**THE TASK**
Show all lines of the listing that hold the word "eval".

**EXCERPTED DATA**
══════
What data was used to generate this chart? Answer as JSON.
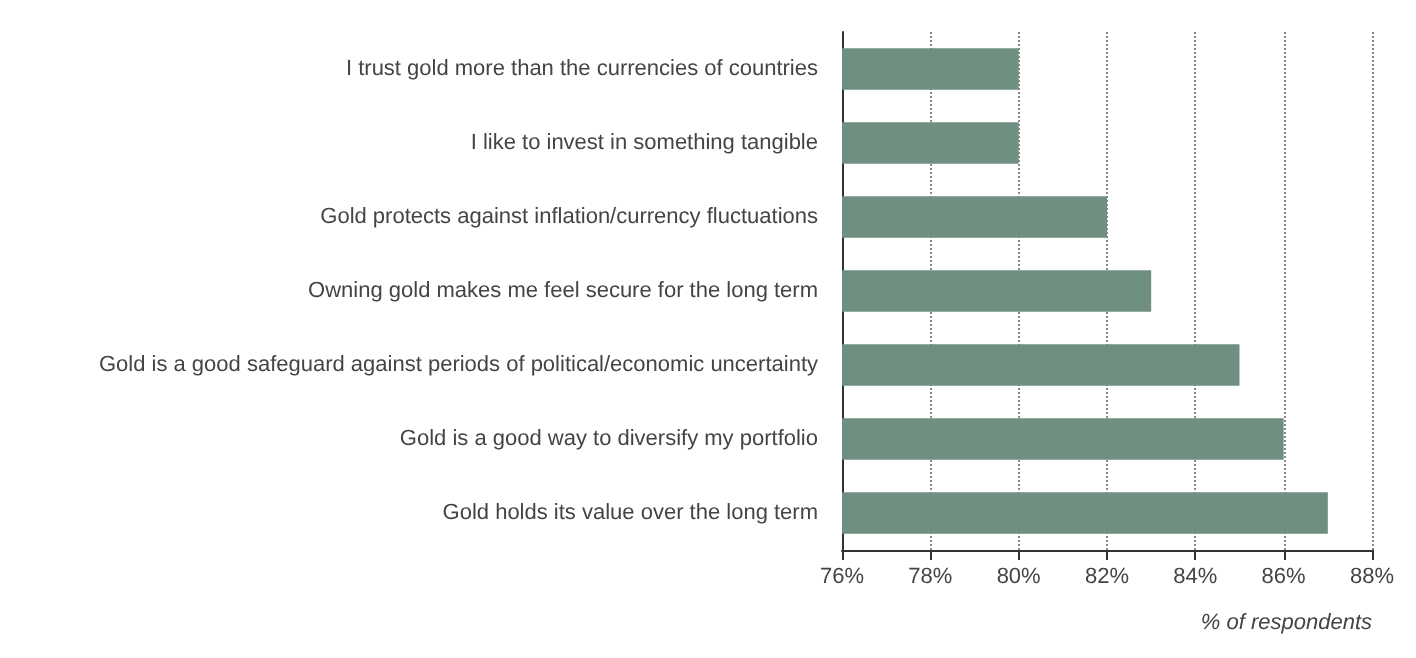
{
  "chart_data": {
    "type": "bar",
    "orientation": "horizontal",
    "xlabel": "% of respondents",
    "categories": [
      "I trust gold more than the currencies of countries",
      "I like to invest in something tangible",
      "Gold protects against inflation/currency fluctuations",
      "Owning gold makes me feel secure for the long term",
      "Gold is a good safeguard against periods of political/economic uncertainty",
      "Gold is a good way to diversify my portfolio",
      "Gold holds its value over the long term"
    ],
    "values": [
      80,
      80,
      82,
      83,
      85,
      86,
      87
    ],
    "color": "#6f8f80",
    "xlim": [
      76,
      88
    ],
    "xticks": [
      {
        "value": 76,
        "label": "76%"
      },
      {
        "value": 78,
        "label": "78%"
      },
      {
        "value": 80,
        "label": "80%"
      },
      {
        "value": 82,
        "label": "82%"
      },
      {
        "value": 84,
        "label": "84%"
      },
      {
        "value": 86,
        "label": "86%"
      },
      {
        "value": 88,
        "label": "88%"
      }
    ],
    "grid": "x"
  }
}
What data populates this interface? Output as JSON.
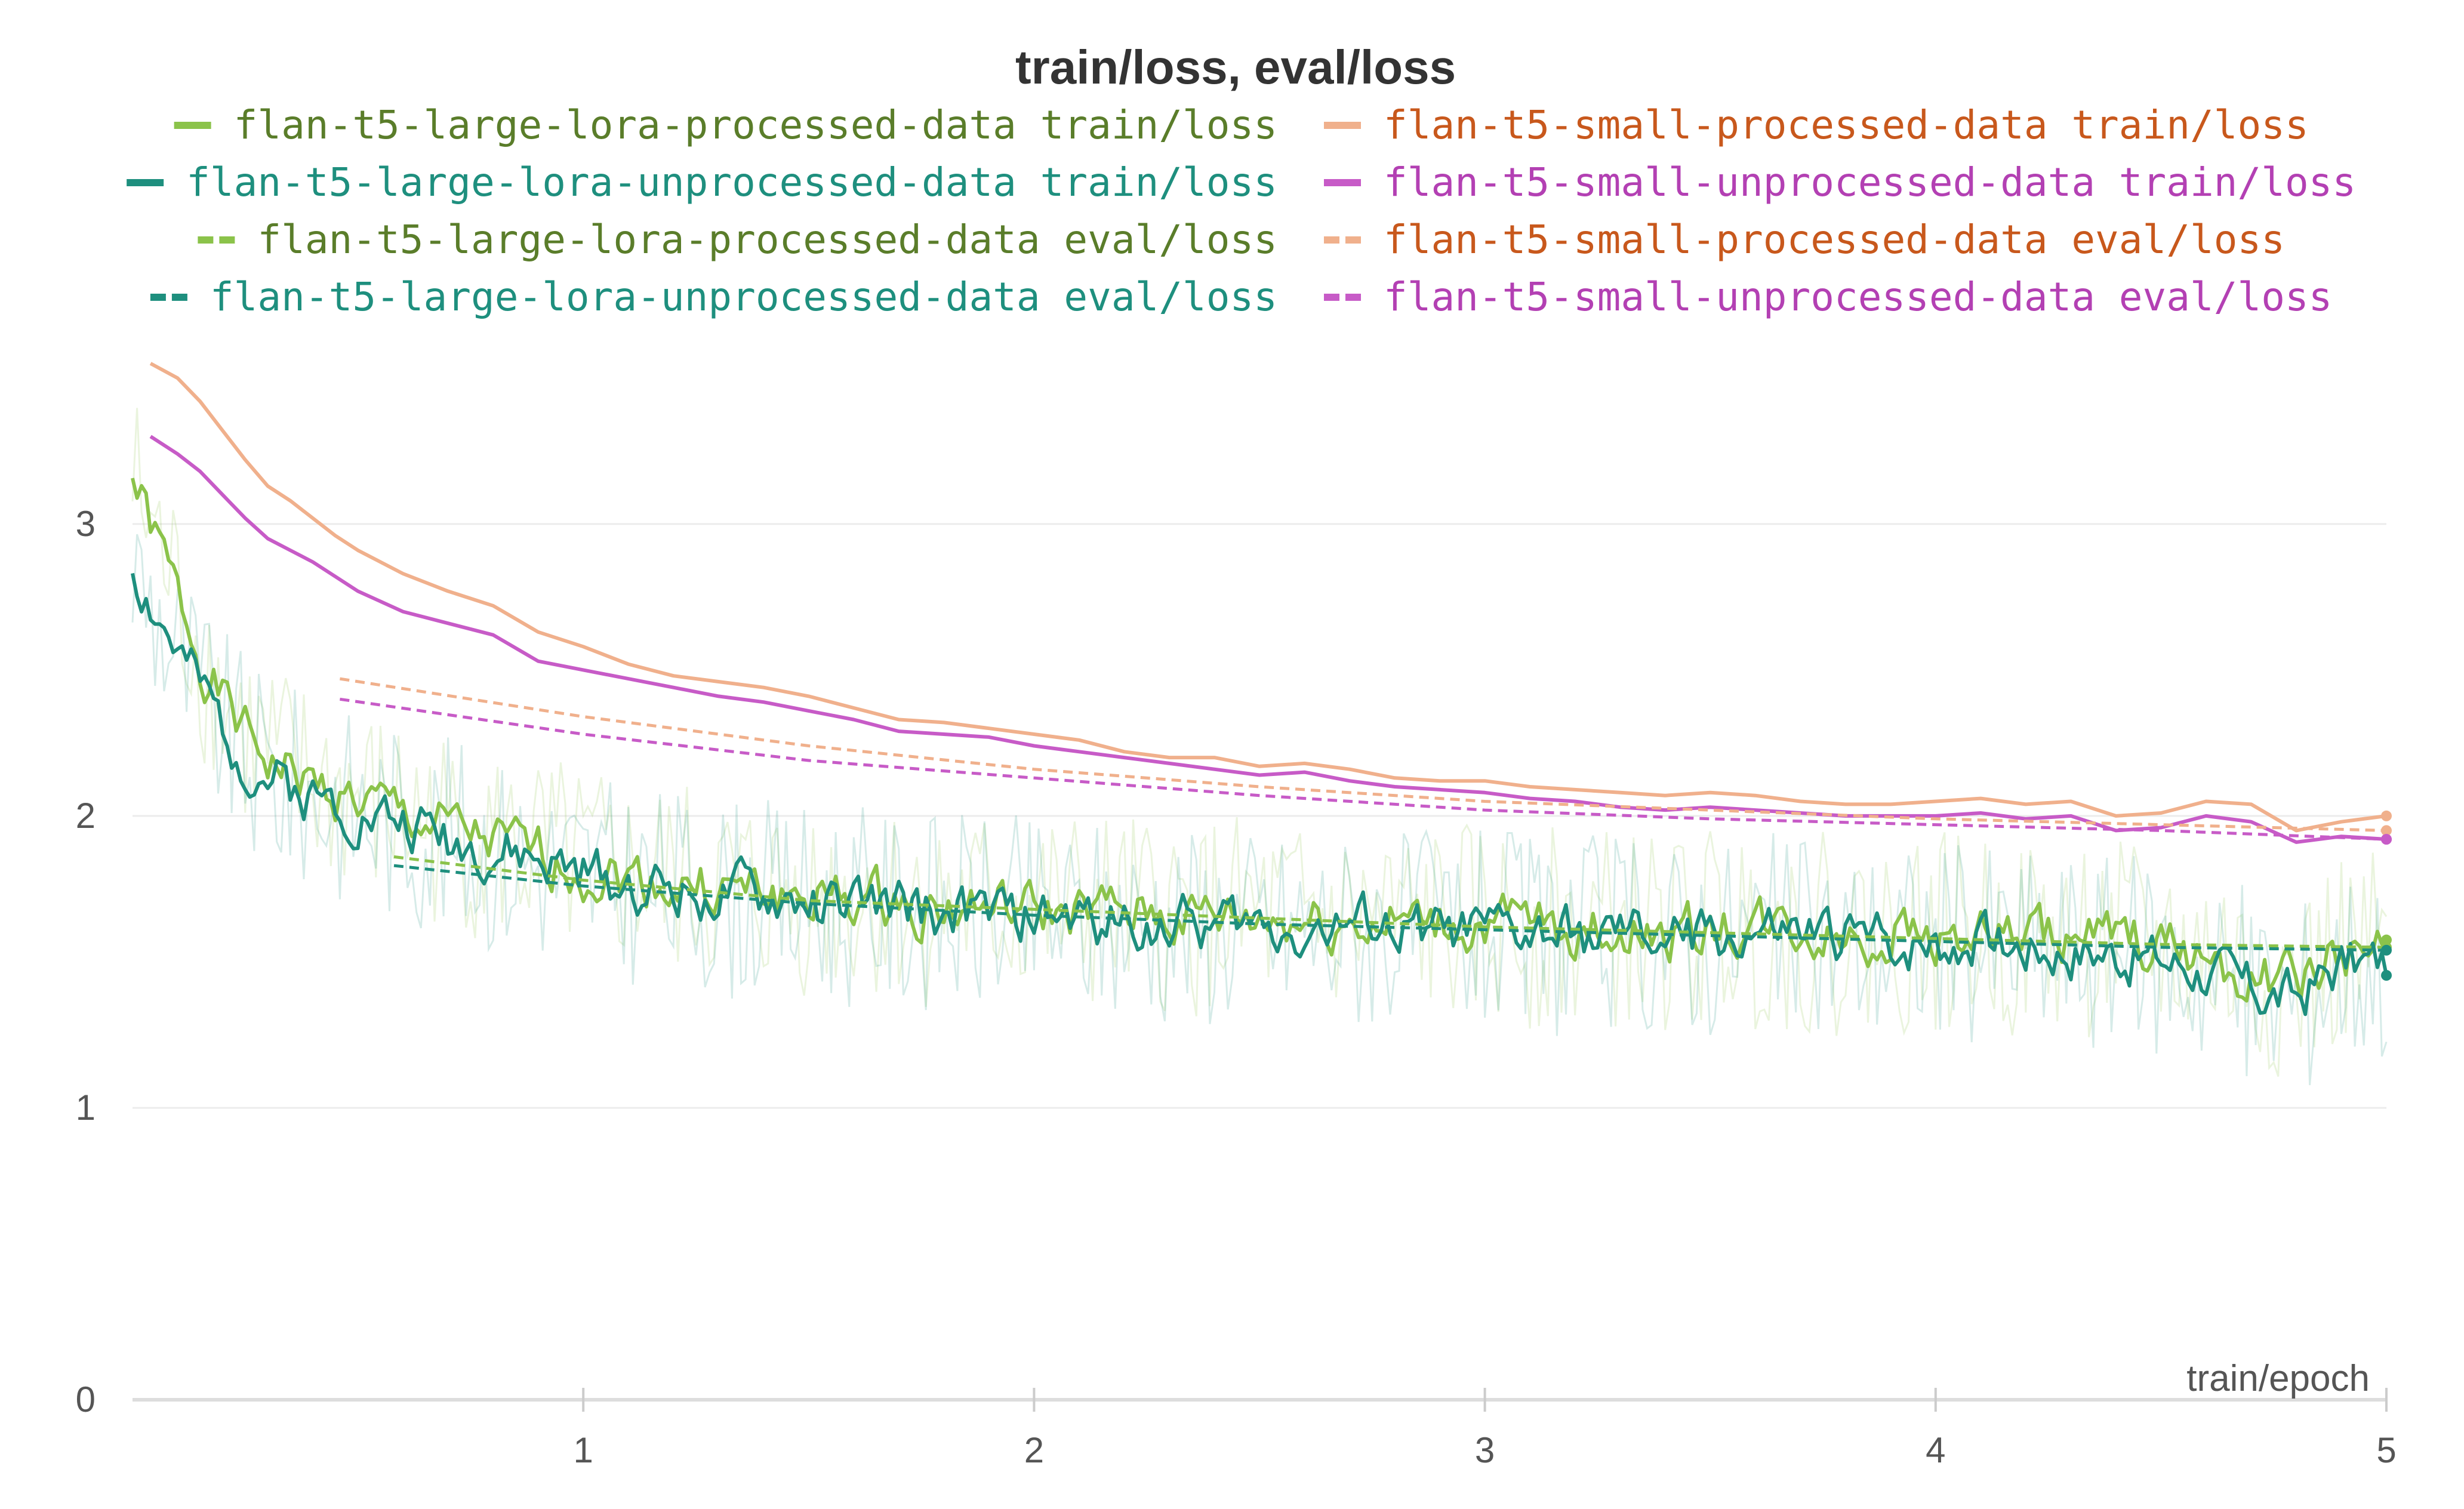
{
  "chart_data": {
    "type": "line",
    "title": "train/loss, eval/loss",
    "xlabel": "train/epoch",
    "ylabel": "",
    "xlim": [
      0,
      5
    ],
    "ylim": [
      0,
      3.65
    ],
    "xticks": [
      1,
      2,
      3,
      4,
      5
    ],
    "yticks": [
      0,
      1,
      2,
      3
    ],
    "grid": "horizontal",
    "legend_position": "top",
    "series": [
      {
        "name": "flan-t5-large-lora-processed-data train/loss",
        "color": "#8bc34a",
        "text_color": "#5a7d2a",
        "dash": "solid",
        "seed": 1,
        "x": [
          0,
          0.05,
          0.1,
          0.15,
          0.2,
          0.25,
          0.3,
          0.35,
          0.4,
          0.45,
          0.5,
          0.55,
          0.6,
          0.7,
          0.8,
          0.9,
          1.0,
          1.1,
          1.2,
          1.3,
          1.4,
          1.5,
          1.6,
          1.7,
          1.8,
          1.9,
          2.0,
          2.2,
          2.4,
          2.6,
          2.8,
          3.0,
          3.2,
          3.4,
          3.6,
          3.8,
          4.0,
          4.2,
          4.4,
          4.6,
          4.7,
          4.8,
          4.9,
          5.0
        ],
        "y": [
          3.15,
          2.95,
          2.75,
          2.55,
          2.4,
          2.28,
          2.2,
          2.15,
          2.1,
          2.08,
          2.05,
          2.02,
          2.0,
          1.95,
          1.9,
          1.86,
          1.82,
          1.79,
          1.77,
          1.75,
          1.73,
          1.72,
          1.71,
          1.7,
          1.69,
          1.68,
          1.67,
          1.66,
          1.65,
          1.64,
          1.63,
          1.62,
          1.61,
          1.6,
          1.62,
          1.59,
          1.6,
          1.58,
          1.57,
          1.52,
          1.45,
          1.42,
          1.52,
          1.53
        ]
      },
      {
        "name": "flan-t5-large-lora-unprocessed-data train/loss",
        "color": "#1e8f7e",
        "text_color": "#1e8f7e",
        "dash": "solid",
        "seed": 2,
        "x": [
          0,
          0.05,
          0.1,
          0.15,
          0.2,
          0.25,
          0.3,
          0.35,
          0.4,
          0.45,
          0.5,
          0.55,
          0.6,
          0.7,
          0.8,
          0.9,
          1.0,
          1.1,
          1.2,
          1.3,
          1.4,
          1.5,
          1.6,
          1.7,
          1.8,
          1.9,
          2.0,
          2.2,
          2.4,
          2.6,
          2.8,
          3.0,
          3.2,
          3.4,
          3.6,
          3.8,
          4.0,
          4.2,
          4.4,
          4.6,
          4.7,
          4.8,
          4.9,
          5.0
        ],
        "y": [
          2.85,
          2.7,
          2.55,
          2.42,
          2.3,
          2.2,
          2.14,
          2.1,
          2.07,
          2.05,
          2.03,
          2.0,
          1.98,
          1.93,
          1.88,
          1.84,
          1.8,
          1.77,
          1.75,
          1.73,
          1.71,
          1.7,
          1.69,
          1.68,
          1.67,
          1.66,
          1.65,
          1.64,
          1.63,
          1.62,
          1.61,
          1.6,
          1.59,
          1.58,
          1.6,
          1.57,
          1.58,
          1.56,
          1.54,
          1.48,
          1.4,
          1.38,
          1.5,
          1.5
        ]
      },
      {
        "name": "flan-t5-large-lora-processed-data eval/loss",
        "color": "#8bc34a",
        "text_color": "#5a7d2a",
        "dash": "dashed",
        "x": [
          0.58,
          1,
          1.5,
          2,
          2.5,
          3,
          3.5,
          4,
          4.5,
          5
        ],
        "y": [
          1.86,
          1.78,
          1.71,
          1.68,
          1.65,
          1.62,
          1.6,
          1.58,
          1.56,
          1.55
        ]
      },
      {
        "name": "flan-t5-large-lora-unprocessed-data eval/loss",
        "color": "#1e8f7e",
        "text_color": "#1e8f7e",
        "dash": "dashed",
        "x": [
          0.58,
          1,
          1.5,
          2,
          2.5,
          3,
          3.5,
          4,
          4.5,
          5
        ],
        "y": [
          1.83,
          1.76,
          1.7,
          1.66,
          1.63,
          1.61,
          1.59,
          1.57,
          1.55,
          1.54
        ]
      },
      {
        "name": "flan-t5-small-processed-data train/loss",
        "color": "#f0b08c",
        "text_color": "#c8581c",
        "dash": "solid",
        "x": [
          0.04,
          0.1,
          0.15,
          0.2,
          0.25,
          0.3,
          0.35,
          0.4,
          0.45,
          0.5,
          0.6,
          0.7,
          0.8,
          0.9,
          1.0,
          1.1,
          1.2,
          1.3,
          1.4,
          1.5,
          1.6,
          1.7,
          1.8,
          1.9,
          2.0,
          2.1,
          2.2,
          2.3,
          2.4,
          2.5,
          2.6,
          2.7,
          2.8,
          2.9,
          3.0,
          3.1,
          3.2,
          3.3,
          3.4,
          3.5,
          3.6,
          3.7,
          3.8,
          3.9,
          4.0,
          4.1,
          4.2,
          4.3,
          4.4,
          4.5,
          4.6,
          4.7,
          4.8,
          4.9,
          5.0
        ],
        "y": [
          3.55,
          3.5,
          3.42,
          3.32,
          3.22,
          3.13,
          3.08,
          3.02,
          2.96,
          2.91,
          2.83,
          2.77,
          2.72,
          2.63,
          2.58,
          2.52,
          2.48,
          2.46,
          2.44,
          2.41,
          2.37,
          2.33,
          2.32,
          2.3,
          2.28,
          2.26,
          2.22,
          2.2,
          2.2,
          2.17,
          2.18,
          2.16,
          2.13,
          2.12,
          2.12,
          2.1,
          2.09,
          2.08,
          2.07,
          2.08,
          2.07,
          2.05,
          2.04,
          2.04,
          2.05,
          2.06,
          2.04,
          2.05,
          2.0,
          2.01,
          2.05,
          2.04,
          1.95,
          1.98,
          2.0
        ]
      },
      {
        "name": "flan-t5-small-unprocessed-data train/loss",
        "color": "#c75bc7",
        "text_color": "#b340b3",
        "dash": "solid",
        "x": [
          0.04,
          0.1,
          0.15,
          0.2,
          0.25,
          0.3,
          0.35,
          0.4,
          0.45,
          0.5,
          0.6,
          0.7,
          0.8,
          0.9,
          1.0,
          1.1,
          1.2,
          1.3,
          1.4,
          1.5,
          1.6,
          1.7,
          1.8,
          1.9,
          2.0,
          2.1,
          2.2,
          2.3,
          2.4,
          2.5,
          2.6,
          2.7,
          2.8,
          2.9,
          3.0,
          3.1,
          3.2,
          3.3,
          3.4,
          3.5,
          3.6,
          3.7,
          3.8,
          3.9,
          4.0,
          4.1,
          4.2,
          4.3,
          4.4,
          4.5,
          4.6,
          4.7,
          4.8,
          4.9,
          5.0
        ],
        "y": [
          3.3,
          3.24,
          3.18,
          3.1,
          3.02,
          2.95,
          2.91,
          2.87,
          2.82,
          2.77,
          2.7,
          2.66,
          2.62,
          2.53,
          2.5,
          2.47,
          2.44,
          2.41,
          2.39,
          2.36,
          2.33,
          2.29,
          2.28,
          2.27,
          2.24,
          2.22,
          2.2,
          2.18,
          2.16,
          2.14,
          2.15,
          2.12,
          2.1,
          2.09,
          2.08,
          2.06,
          2.05,
          2.03,
          2.02,
          2.03,
          2.02,
          2.01,
          2.0,
          2.0,
          2.0,
          2.01,
          1.99,
          2.0,
          1.95,
          1.96,
          2.0,
          1.98,
          1.91,
          1.93,
          1.92
        ]
      },
      {
        "name": "flan-t5-small-processed-data eval/loss",
        "color": "#f0b08c",
        "text_color": "#c8581c",
        "dash": "dashed",
        "x": [
          0.46,
          1,
          1.5,
          2,
          2.5,
          3,
          3.5,
          4,
          4.5,
          5
        ],
        "y": [
          2.47,
          2.34,
          2.24,
          2.16,
          2.1,
          2.05,
          2.02,
          1.99,
          1.97,
          1.95
        ]
      },
      {
        "name": "flan-t5-small-unprocessed-data eval/loss",
        "color": "#c75bc7",
        "text_color": "#b340b3",
        "dash": "dashed",
        "x": [
          0.46,
          1,
          1.5,
          2,
          2.5,
          3,
          3.5,
          4,
          4.5,
          5
        ],
        "y": [
          2.4,
          2.28,
          2.19,
          2.13,
          2.07,
          2.02,
          1.99,
          1.97,
          1.95,
          1.92
        ]
      }
    ]
  }
}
══════
**EXPECTED ANSWER**
    "title": "train/loss, eval/loss",
        "name": "flan-t5-large-lora-processed-data eval/loss",
        "name": "flan-t5-large-lora-unprocessed-data eval/loss",
        "name": "flan-t5-small-processed-data eval/loss",
        "name": "flan-t5-small-unprocessed-data eval/loss",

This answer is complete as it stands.